begin Data extract

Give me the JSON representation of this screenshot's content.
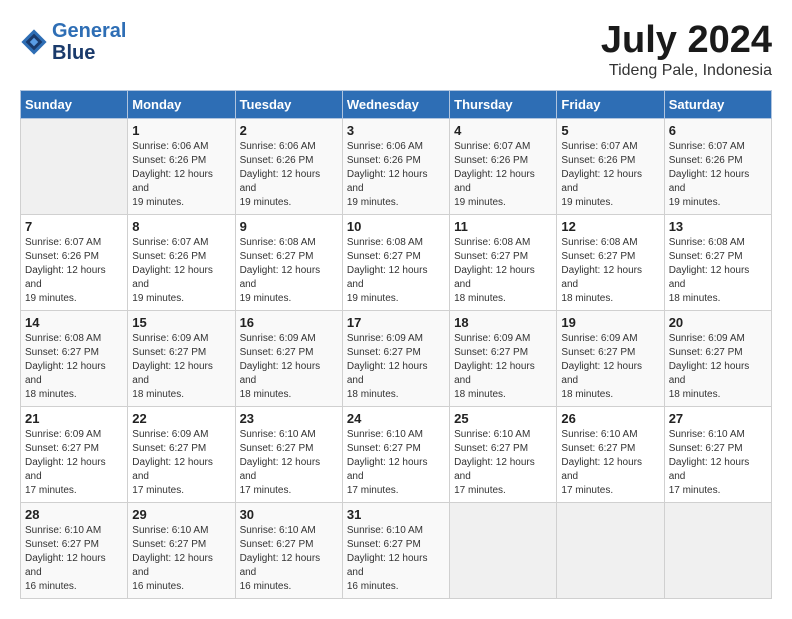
{
  "header": {
    "logo_line1": "General",
    "logo_line2": "Blue",
    "month_year": "July 2024",
    "location": "Tideng Pale, Indonesia"
  },
  "weekdays": [
    "Sunday",
    "Monday",
    "Tuesday",
    "Wednesday",
    "Thursday",
    "Friday",
    "Saturday"
  ],
  "weeks": [
    [
      {
        "day": "",
        "sunrise": "",
        "sunset": "",
        "daylight": ""
      },
      {
        "day": "1",
        "sunrise": "6:06 AM",
        "sunset": "6:26 PM",
        "daylight": "12 hours and 19 minutes."
      },
      {
        "day": "2",
        "sunrise": "6:06 AM",
        "sunset": "6:26 PM",
        "daylight": "12 hours and 19 minutes."
      },
      {
        "day": "3",
        "sunrise": "6:06 AM",
        "sunset": "6:26 PM",
        "daylight": "12 hours and 19 minutes."
      },
      {
        "day": "4",
        "sunrise": "6:07 AM",
        "sunset": "6:26 PM",
        "daylight": "12 hours and 19 minutes."
      },
      {
        "day": "5",
        "sunrise": "6:07 AM",
        "sunset": "6:26 PM",
        "daylight": "12 hours and 19 minutes."
      },
      {
        "day": "6",
        "sunrise": "6:07 AM",
        "sunset": "6:26 PM",
        "daylight": "12 hours and 19 minutes."
      }
    ],
    [
      {
        "day": "7",
        "sunrise": "6:07 AM",
        "sunset": "6:26 PM",
        "daylight": "12 hours and 19 minutes."
      },
      {
        "day": "8",
        "sunrise": "6:07 AM",
        "sunset": "6:26 PM",
        "daylight": "12 hours and 19 minutes."
      },
      {
        "day": "9",
        "sunrise": "6:08 AM",
        "sunset": "6:27 PM",
        "daylight": "12 hours and 19 minutes."
      },
      {
        "day": "10",
        "sunrise": "6:08 AM",
        "sunset": "6:27 PM",
        "daylight": "12 hours and 19 minutes."
      },
      {
        "day": "11",
        "sunrise": "6:08 AM",
        "sunset": "6:27 PM",
        "daylight": "12 hours and 18 minutes."
      },
      {
        "day": "12",
        "sunrise": "6:08 AM",
        "sunset": "6:27 PM",
        "daylight": "12 hours and 18 minutes."
      },
      {
        "day": "13",
        "sunrise": "6:08 AM",
        "sunset": "6:27 PM",
        "daylight": "12 hours and 18 minutes."
      }
    ],
    [
      {
        "day": "14",
        "sunrise": "6:08 AM",
        "sunset": "6:27 PM",
        "daylight": "12 hours and 18 minutes."
      },
      {
        "day": "15",
        "sunrise": "6:09 AM",
        "sunset": "6:27 PM",
        "daylight": "12 hours and 18 minutes."
      },
      {
        "day": "16",
        "sunrise": "6:09 AM",
        "sunset": "6:27 PM",
        "daylight": "12 hours and 18 minutes."
      },
      {
        "day": "17",
        "sunrise": "6:09 AM",
        "sunset": "6:27 PM",
        "daylight": "12 hours and 18 minutes."
      },
      {
        "day": "18",
        "sunrise": "6:09 AM",
        "sunset": "6:27 PM",
        "daylight": "12 hours and 18 minutes."
      },
      {
        "day": "19",
        "sunrise": "6:09 AM",
        "sunset": "6:27 PM",
        "daylight": "12 hours and 18 minutes."
      },
      {
        "day": "20",
        "sunrise": "6:09 AM",
        "sunset": "6:27 PM",
        "daylight": "12 hours and 18 minutes."
      }
    ],
    [
      {
        "day": "21",
        "sunrise": "6:09 AM",
        "sunset": "6:27 PM",
        "daylight": "12 hours and 17 minutes."
      },
      {
        "day": "22",
        "sunrise": "6:09 AM",
        "sunset": "6:27 PM",
        "daylight": "12 hours and 17 minutes."
      },
      {
        "day": "23",
        "sunrise": "6:10 AM",
        "sunset": "6:27 PM",
        "daylight": "12 hours and 17 minutes."
      },
      {
        "day": "24",
        "sunrise": "6:10 AM",
        "sunset": "6:27 PM",
        "daylight": "12 hours and 17 minutes."
      },
      {
        "day": "25",
        "sunrise": "6:10 AM",
        "sunset": "6:27 PM",
        "daylight": "12 hours and 17 minutes."
      },
      {
        "day": "26",
        "sunrise": "6:10 AM",
        "sunset": "6:27 PM",
        "daylight": "12 hours and 17 minutes."
      },
      {
        "day": "27",
        "sunrise": "6:10 AM",
        "sunset": "6:27 PM",
        "daylight": "12 hours and 17 minutes."
      }
    ],
    [
      {
        "day": "28",
        "sunrise": "6:10 AM",
        "sunset": "6:27 PM",
        "daylight": "12 hours and 16 minutes."
      },
      {
        "day": "29",
        "sunrise": "6:10 AM",
        "sunset": "6:27 PM",
        "daylight": "12 hours and 16 minutes."
      },
      {
        "day": "30",
        "sunrise": "6:10 AM",
        "sunset": "6:27 PM",
        "daylight": "12 hours and 16 minutes."
      },
      {
        "day": "31",
        "sunrise": "6:10 AM",
        "sunset": "6:27 PM",
        "daylight": "12 hours and 16 minutes."
      },
      {
        "day": "",
        "sunrise": "",
        "sunset": "",
        "daylight": ""
      },
      {
        "day": "",
        "sunrise": "",
        "sunset": "",
        "daylight": ""
      },
      {
        "day": "",
        "sunrise": "",
        "sunset": "",
        "daylight": ""
      }
    ]
  ],
  "labels": {
    "sunrise_prefix": "Sunrise: ",
    "sunset_prefix": "Sunset: ",
    "daylight_prefix": "Daylight: "
  }
}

end Data extract

**Direction**
Transcribe all entries above exactly. Drop the pictures.

**Solution to the exercise**
Give me the JSON representation of this screenshot's content.
{
  "header": {
    "logo_line1": "General",
    "logo_line2": "Blue",
    "month_year": "July 2024",
    "location": "Tideng Pale, Indonesia"
  },
  "weekdays": [
    "Sunday",
    "Monday",
    "Tuesday",
    "Wednesday",
    "Thursday",
    "Friday",
    "Saturday"
  ],
  "weeks": [
    [
      {
        "day": "",
        "sunrise": "",
        "sunset": "",
        "daylight": ""
      },
      {
        "day": "1",
        "sunrise": "6:06 AM",
        "sunset": "6:26 PM",
        "daylight": "12 hours and 19 minutes."
      },
      {
        "day": "2",
        "sunrise": "6:06 AM",
        "sunset": "6:26 PM",
        "daylight": "12 hours and 19 minutes."
      },
      {
        "day": "3",
        "sunrise": "6:06 AM",
        "sunset": "6:26 PM",
        "daylight": "12 hours and 19 minutes."
      },
      {
        "day": "4",
        "sunrise": "6:07 AM",
        "sunset": "6:26 PM",
        "daylight": "12 hours and 19 minutes."
      },
      {
        "day": "5",
        "sunrise": "6:07 AM",
        "sunset": "6:26 PM",
        "daylight": "12 hours and 19 minutes."
      },
      {
        "day": "6",
        "sunrise": "6:07 AM",
        "sunset": "6:26 PM",
        "daylight": "12 hours and 19 minutes."
      }
    ],
    [
      {
        "day": "7",
        "sunrise": "6:07 AM",
        "sunset": "6:26 PM",
        "daylight": "12 hours and 19 minutes."
      },
      {
        "day": "8",
        "sunrise": "6:07 AM",
        "sunset": "6:26 PM",
        "daylight": "12 hours and 19 minutes."
      },
      {
        "day": "9",
        "sunrise": "6:08 AM",
        "sunset": "6:27 PM",
        "daylight": "12 hours and 19 minutes."
      },
      {
        "day": "10",
        "sunrise": "6:08 AM",
        "sunset": "6:27 PM",
        "daylight": "12 hours and 19 minutes."
      },
      {
        "day": "11",
        "sunrise": "6:08 AM",
        "sunset": "6:27 PM",
        "daylight": "12 hours and 18 minutes."
      },
      {
        "day": "12",
        "sunrise": "6:08 AM",
        "sunset": "6:27 PM",
        "daylight": "12 hours and 18 minutes."
      },
      {
        "day": "13",
        "sunrise": "6:08 AM",
        "sunset": "6:27 PM",
        "daylight": "12 hours and 18 minutes."
      }
    ],
    [
      {
        "day": "14",
        "sunrise": "6:08 AM",
        "sunset": "6:27 PM",
        "daylight": "12 hours and 18 minutes."
      },
      {
        "day": "15",
        "sunrise": "6:09 AM",
        "sunset": "6:27 PM",
        "daylight": "12 hours and 18 minutes."
      },
      {
        "day": "16",
        "sunrise": "6:09 AM",
        "sunset": "6:27 PM",
        "daylight": "12 hours and 18 minutes."
      },
      {
        "day": "17",
        "sunrise": "6:09 AM",
        "sunset": "6:27 PM",
        "daylight": "12 hours and 18 minutes."
      },
      {
        "day": "18",
        "sunrise": "6:09 AM",
        "sunset": "6:27 PM",
        "daylight": "12 hours and 18 minutes."
      },
      {
        "day": "19",
        "sunrise": "6:09 AM",
        "sunset": "6:27 PM",
        "daylight": "12 hours and 18 minutes."
      },
      {
        "day": "20",
        "sunrise": "6:09 AM",
        "sunset": "6:27 PM",
        "daylight": "12 hours and 18 minutes."
      }
    ],
    [
      {
        "day": "21",
        "sunrise": "6:09 AM",
        "sunset": "6:27 PM",
        "daylight": "12 hours and 17 minutes."
      },
      {
        "day": "22",
        "sunrise": "6:09 AM",
        "sunset": "6:27 PM",
        "daylight": "12 hours and 17 minutes."
      },
      {
        "day": "23",
        "sunrise": "6:10 AM",
        "sunset": "6:27 PM",
        "daylight": "12 hours and 17 minutes."
      },
      {
        "day": "24",
        "sunrise": "6:10 AM",
        "sunset": "6:27 PM",
        "daylight": "12 hours and 17 minutes."
      },
      {
        "day": "25",
        "sunrise": "6:10 AM",
        "sunset": "6:27 PM",
        "daylight": "12 hours and 17 minutes."
      },
      {
        "day": "26",
        "sunrise": "6:10 AM",
        "sunset": "6:27 PM",
        "daylight": "12 hours and 17 minutes."
      },
      {
        "day": "27",
        "sunrise": "6:10 AM",
        "sunset": "6:27 PM",
        "daylight": "12 hours and 17 minutes."
      }
    ],
    [
      {
        "day": "28",
        "sunrise": "6:10 AM",
        "sunset": "6:27 PM",
        "daylight": "12 hours and 16 minutes."
      },
      {
        "day": "29",
        "sunrise": "6:10 AM",
        "sunset": "6:27 PM",
        "daylight": "12 hours and 16 minutes."
      },
      {
        "day": "30",
        "sunrise": "6:10 AM",
        "sunset": "6:27 PM",
        "daylight": "12 hours and 16 minutes."
      },
      {
        "day": "31",
        "sunrise": "6:10 AM",
        "sunset": "6:27 PM",
        "daylight": "12 hours and 16 minutes."
      },
      {
        "day": "",
        "sunrise": "",
        "sunset": "",
        "daylight": ""
      },
      {
        "day": "",
        "sunrise": "",
        "sunset": "",
        "daylight": ""
      },
      {
        "day": "",
        "sunrise": "",
        "sunset": "",
        "daylight": ""
      }
    ]
  ],
  "labels": {
    "sunrise_prefix": "Sunrise: ",
    "sunset_prefix": "Sunset: ",
    "daylight_prefix": "Daylight: "
  }
}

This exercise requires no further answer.